Return the number of lines holding "stream", with nothing added.
--- start ---
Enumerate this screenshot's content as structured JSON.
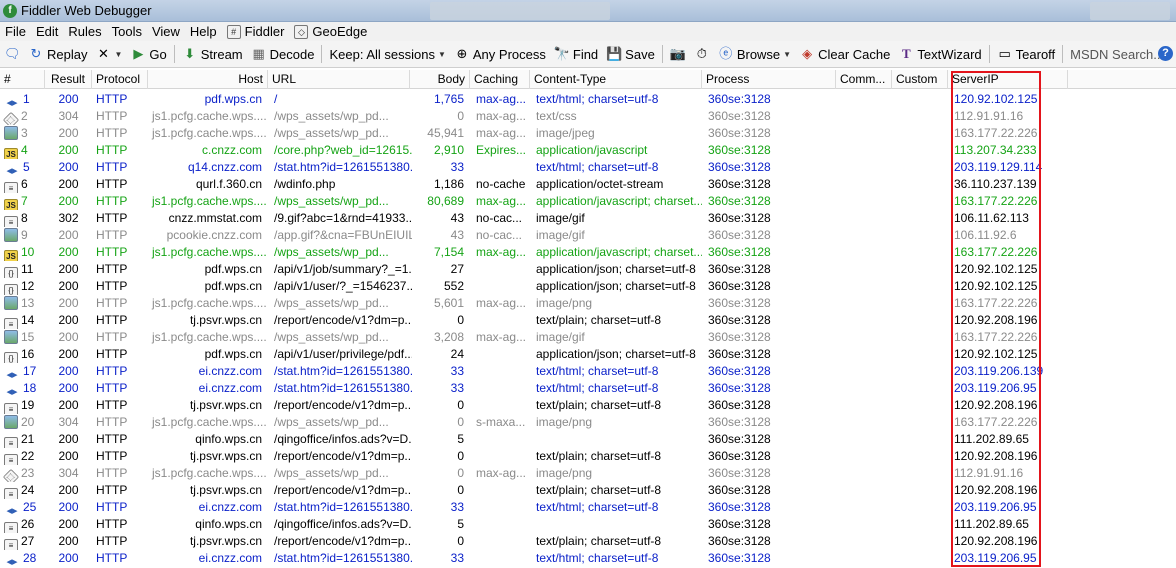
{
  "window": {
    "title": "Fiddler Web Debugger"
  },
  "menu": [
    "File",
    "Edit",
    "Rules",
    "Tools",
    "View",
    "Help",
    "Fiddler",
    "GeoEdge"
  ],
  "toolbar": {
    "replay": "Replay",
    "go": "Go",
    "stream": "Stream",
    "decode": "Decode",
    "keep": "Keep: All sessions",
    "any_process": "Any Process",
    "find": "Find",
    "save": "Save",
    "browse": "Browse",
    "clear_cache": "Clear Cache",
    "textwizard": "TextWizard",
    "tearoff": "Tearoff",
    "msdn_search": "MSDN Search..."
  },
  "columns": [
    "#",
    "Result",
    "Protocol",
    "Host",
    "URL",
    "Body",
    "Caching",
    "Content-Type",
    "Process",
    "Comm...",
    "Custom",
    "ServerIP"
  ],
  "colors": {
    "blue": "#0b21c9",
    "green": "#15a315",
    "gray": "#8a8a8a",
    "black": "#000000",
    "highlight": "#e3141b"
  },
  "sessions": [
    {
      "num": "1",
      "icon": "arrows",
      "color": "blue",
      "result": "200",
      "protocol": "HTTP",
      "host": "pdf.wps.cn",
      "url": "/",
      "body": "1,765",
      "caching": "max-ag...",
      "ctype": "text/html; charset=utf-8",
      "process": "360se:3128",
      "serverip": "120.92.102.125"
    },
    {
      "num": "2",
      "icon": "css",
      "color": "gray",
      "result": "304",
      "protocol": "HTTP",
      "host": "js1.pcfg.cache.wps....",
      "url": "/wps_assets/wp_pd...",
      "body": "0",
      "caching": "max-ag...",
      "ctype": "text/css",
      "process": "360se:3128",
      "serverip": "112.91.91.16"
    },
    {
      "num": "3",
      "icon": "img",
      "color": "gray",
      "result": "200",
      "protocol": "HTTP",
      "host": "js1.pcfg.cache.wps....",
      "url": "/wps_assets/wp_pd...",
      "body": "45,941",
      "caching": "max-ag...",
      "ctype": "image/jpeg",
      "process": "360se:3128",
      "serverip": "163.177.22.226"
    },
    {
      "num": "4",
      "icon": "js",
      "color": "green",
      "result": "200",
      "protocol": "HTTP",
      "host": "c.cnzz.com",
      "url": "/core.php?web_id=12615...",
      "body": "2,910",
      "caching": "Expires...",
      "ctype": "application/javascript",
      "process": "360se:3128",
      "serverip": "113.207.34.233"
    },
    {
      "num": "5",
      "icon": "arrows",
      "color": "blue",
      "result": "200",
      "protocol": "HTTP",
      "host": "q14.cnzz.com",
      "url": "/stat.htm?id=1261551380...",
      "body": "33",
      "caching": "",
      "ctype": "text/html; charset=utf-8",
      "process": "360se:3128",
      "serverip": "203.119.129.114"
    },
    {
      "num": "6",
      "icon": "doc",
      "color": "black",
      "result": "200",
      "protocol": "HTTP",
      "host": "qurl.f.360.cn",
      "url": "/wdinfo.php",
      "body": "1,186",
      "caching": "no-cache",
      "ctype": "application/octet-stream",
      "process": "360se:3128",
      "serverip": "36.110.237.139"
    },
    {
      "num": "7",
      "icon": "js",
      "color": "green",
      "result": "200",
      "protocol": "HTTP",
      "host": "js1.pcfg.cache.wps....",
      "url": "/wps_assets/wp_pd...",
      "body": "80,689",
      "caching": "max-ag...",
      "ctype": "application/javascript; charset...",
      "process": "360se:3128",
      "serverip": "163.177.22.226"
    },
    {
      "num": "8",
      "icon": "doc",
      "color": "black",
      "result": "302",
      "protocol": "HTTP",
      "host": "cnzz.mmstat.com",
      "url": "/9.gif?abc=1&rnd=41933...",
      "body": "43",
      "caching": "no-cac...",
      "ctype": "image/gif",
      "process": "360se:3128",
      "serverip": "106.11.62.113"
    },
    {
      "num": "9",
      "icon": "img",
      "color": "gray",
      "result": "200",
      "protocol": "HTTP",
      "host": "pcookie.cnzz.com",
      "url": "/app.gif?&cna=FBUnEIUILi...",
      "body": "43",
      "caching": "no-cac...",
      "ctype": "image/gif",
      "process": "360se:3128",
      "serverip": "106.11.92.6"
    },
    {
      "num": "10",
      "icon": "js",
      "color": "green",
      "result": "200",
      "protocol": "HTTP",
      "host": "js1.pcfg.cache.wps....",
      "url": "/wps_assets/wp_pd...",
      "body": "7,154",
      "caching": "max-ag...",
      "ctype": "application/javascript; charset...",
      "process": "360se:3128",
      "serverip": "163.177.22.226"
    },
    {
      "num": "11",
      "icon": "json",
      "color": "black",
      "result": "200",
      "protocol": "HTTP",
      "host": "pdf.wps.cn",
      "url": "/api/v1/job/summary?_=1...",
      "body": "27",
      "caching": "",
      "ctype": "application/json; charset=utf-8",
      "process": "360se:3128",
      "serverip": "120.92.102.125"
    },
    {
      "num": "12",
      "icon": "json",
      "color": "black",
      "result": "200",
      "protocol": "HTTP",
      "host": "pdf.wps.cn",
      "url": "/api/v1/user/?_=1546237...",
      "body": "552",
      "caching": "",
      "ctype": "application/json; charset=utf-8",
      "process": "360se:3128",
      "serverip": "120.92.102.125"
    },
    {
      "num": "13",
      "icon": "img",
      "color": "gray",
      "result": "200",
      "protocol": "HTTP",
      "host": "js1.pcfg.cache.wps....",
      "url": "/wps_assets/wp_pd...",
      "body": "5,601",
      "caching": "max-ag...",
      "ctype": "image/png",
      "process": "360se:3128",
      "serverip": "163.177.22.226"
    },
    {
      "num": "14",
      "icon": "doc",
      "color": "black",
      "result": "200",
      "protocol": "HTTP",
      "host": "tj.psvr.wps.cn",
      "url": "/report/encode/v1?dm=p...",
      "body": "0",
      "caching": "",
      "ctype": "text/plain; charset=utf-8",
      "process": "360se:3128",
      "serverip": "120.92.208.196"
    },
    {
      "num": "15",
      "icon": "img",
      "color": "gray",
      "result": "200",
      "protocol": "HTTP",
      "host": "js1.pcfg.cache.wps....",
      "url": "/wps_assets/wp_pd...",
      "body": "3,208",
      "caching": "max-ag...",
      "ctype": "image/gif",
      "process": "360se:3128",
      "serverip": "163.177.22.226"
    },
    {
      "num": "16",
      "icon": "json",
      "color": "black",
      "result": "200",
      "protocol": "HTTP",
      "host": "pdf.wps.cn",
      "url": "/api/v1/user/privilege/pdf...",
      "body": "24",
      "caching": "",
      "ctype": "application/json; charset=utf-8",
      "process": "360se:3128",
      "serverip": "120.92.102.125"
    },
    {
      "num": "17",
      "icon": "arrows",
      "color": "blue",
      "result": "200",
      "protocol": "HTTP",
      "host": "ei.cnzz.com",
      "url": "/stat.htm?id=1261551380...",
      "body": "33",
      "caching": "",
      "ctype": "text/html; charset=utf-8",
      "process": "360se:3128",
      "serverip": "203.119.206.139"
    },
    {
      "num": "18",
      "icon": "arrows",
      "color": "blue",
      "result": "200",
      "protocol": "HTTP",
      "host": "ei.cnzz.com",
      "url": "/stat.htm?id=1261551380...",
      "body": "33",
      "caching": "",
      "ctype": "text/html; charset=utf-8",
      "process": "360se:3128",
      "serverip": "203.119.206.95"
    },
    {
      "num": "19",
      "icon": "doc",
      "color": "black",
      "result": "200",
      "protocol": "HTTP",
      "host": "tj.psvr.wps.cn",
      "url": "/report/encode/v1?dm=p...",
      "body": "0",
      "caching": "",
      "ctype": "text/plain; charset=utf-8",
      "process": "360se:3128",
      "serverip": "120.92.208.196"
    },
    {
      "num": "20",
      "icon": "img",
      "color": "gray",
      "result": "304",
      "protocol": "HTTP",
      "host": "js1.pcfg.cache.wps....",
      "url": "/wps_assets/wp_pd...",
      "body": "0",
      "caching": "s-maxa...",
      "ctype": "image/png",
      "process": "360se:3128",
      "serverip": "163.177.22.226"
    },
    {
      "num": "21",
      "icon": "doc",
      "color": "black",
      "result": "200",
      "protocol": "HTTP",
      "host": "qinfo.wps.cn",
      "url": "/qingoffice/infos.ads?v=D...",
      "body": "5",
      "caching": "",
      "ctype": "",
      "process": "360se:3128",
      "serverip": "111.202.89.65"
    },
    {
      "num": "22",
      "icon": "doc",
      "color": "black",
      "result": "200",
      "protocol": "HTTP",
      "host": "tj.psvr.wps.cn",
      "url": "/report/encode/v1?dm=p...",
      "body": "0",
      "caching": "",
      "ctype": "text/plain; charset=utf-8",
      "process": "360se:3128",
      "serverip": "120.92.208.196"
    },
    {
      "num": "23",
      "icon": "css",
      "color": "gray",
      "result": "304",
      "protocol": "HTTP",
      "host": "js1.pcfg.cache.wps....",
      "url": "/wps_assets/wp_pd...",
      "body": "0",
      "caching": "max-ag...",
      "ctype": "image/png",
      "process": "360se:3128",
      "serverip": "112.91.91.16"
    },
    {
      "num": "24",
      "icon": "doc",
      "color": "black",
      "result": "200",
      "protocol": "HTTP",
      "host": "tj.psvr.wps.cn",
      "url": "/report/encode/v1?dm=p...",
      "body": "0",
      "caching": "",
      "ctype": "text/plain; charset=utf-8",
      "process": "360se:3128",
      "serverip": "120.92.208.196"
    },
    {
      "num": "25",
      "icon": "arrows",
      "color": "blue",
      "result": "200",
      "protocol": "HTTP",
      "host": "ei.cnzz.com",
      "url": "/stat.htm?id=1261551380...",
      "body": "33",
      "caching": "",
      "ctype": "text/html; charset=utf-8",
      "process": "360se:3128",
      "serverip": "203.119.206.95"
    },
    {
      "num": "26",
      "icon": "doc",
      "color": "black",
      "result": "200",
      "protocol": "HTTP",
      "host": "qinfo.wps.cn",
      "url": "/qingoffice/infos.ads?v=D...",
      "body": "5",
      "caching": "",
      "ctype": "",
      "process": "360se:3128",
      "serverip": "111.202.89.65"
    },
    {
      "num": "27",
      "icon": "doc",
      "color": "black",
      "result": "200",
      "protocol": "HTTP",
      "host": "tj.psvr.wps.cn",
      "url": "/report/encode/v1?dm=p...",
      "body": "0",
      "caching": "",
      "ctype": "text/plain; charset=utf-8",
      "process": "360se:3128",
      "serverip": "120.92.208.196"
    },
    {
      "num": "28",
      "icon": "arrows",
      "color": "blue",
      "result": "200",
      "protocol": "HTTP",
      "host": "ei.cnzz.com",
      "url": "/stat.htm?id=1261551380...",
      "body": "33",
      "caching": "",
      "ctype": "text/html; charset=utf-8",
      "process": "360se:3128",
      "serverip": "203.119.206.95"
    }
  ]
}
--- end ---
* [Complete answer]:
2